Write out, precisely and in full, each line of the material.

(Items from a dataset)
________________________
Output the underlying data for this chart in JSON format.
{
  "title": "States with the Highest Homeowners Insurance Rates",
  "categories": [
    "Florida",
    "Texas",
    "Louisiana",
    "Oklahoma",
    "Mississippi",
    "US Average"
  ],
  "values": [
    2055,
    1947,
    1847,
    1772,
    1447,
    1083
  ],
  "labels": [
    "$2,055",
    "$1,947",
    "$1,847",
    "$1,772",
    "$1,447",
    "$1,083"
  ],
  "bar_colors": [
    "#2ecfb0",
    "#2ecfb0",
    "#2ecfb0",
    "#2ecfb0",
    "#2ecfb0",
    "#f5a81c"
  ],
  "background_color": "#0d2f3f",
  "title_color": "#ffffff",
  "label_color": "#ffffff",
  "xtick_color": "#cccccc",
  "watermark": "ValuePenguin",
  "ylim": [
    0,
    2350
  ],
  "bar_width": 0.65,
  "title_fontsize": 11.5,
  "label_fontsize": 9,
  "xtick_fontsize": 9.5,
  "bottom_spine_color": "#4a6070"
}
________________________
_Solution_:
Output the underlying data for this chart in JSON format.
{
  "title": "States with the Highest Homeowners Insurance Rates",
  "categories": [
    "Florida",
    "Texas",
    "Louisiana",
    "Oklahoma",
    "Mississippi",
    "US Average"
  ],
  "values": [
    2055,
    1947,
    1847,
    1772,
    1447,
    1083
  ],
  "labels": [
    "$2,055",
    "$1,947",
    "$1,847",
    "$1,772",
    "$1,447",
    "$1,083"
  ],
  "bar_colors": [
    "#2ecfb0",
    "#2ecfb0",
    "#2ecfb0",
    "#2ecfb0",
    "#2ecfb0",
    "#f5a81c"
  ],
  "background_color": "#0d2f3f",
  "title_color": "#ffffff",
  "label_color": "#ffffff",
  "xtick_color": "#cccccc",
  "watermark": "ValuePenguin",
  "ylim": [
    0,
    2350
  ],
  "bar_width": 0.65,
  "title_fontsize": 11.5,
  "label_fontsize": 9,
  "xtick_fontsize": 9.5,
  "bottom_spine_color": "#4a6070"
}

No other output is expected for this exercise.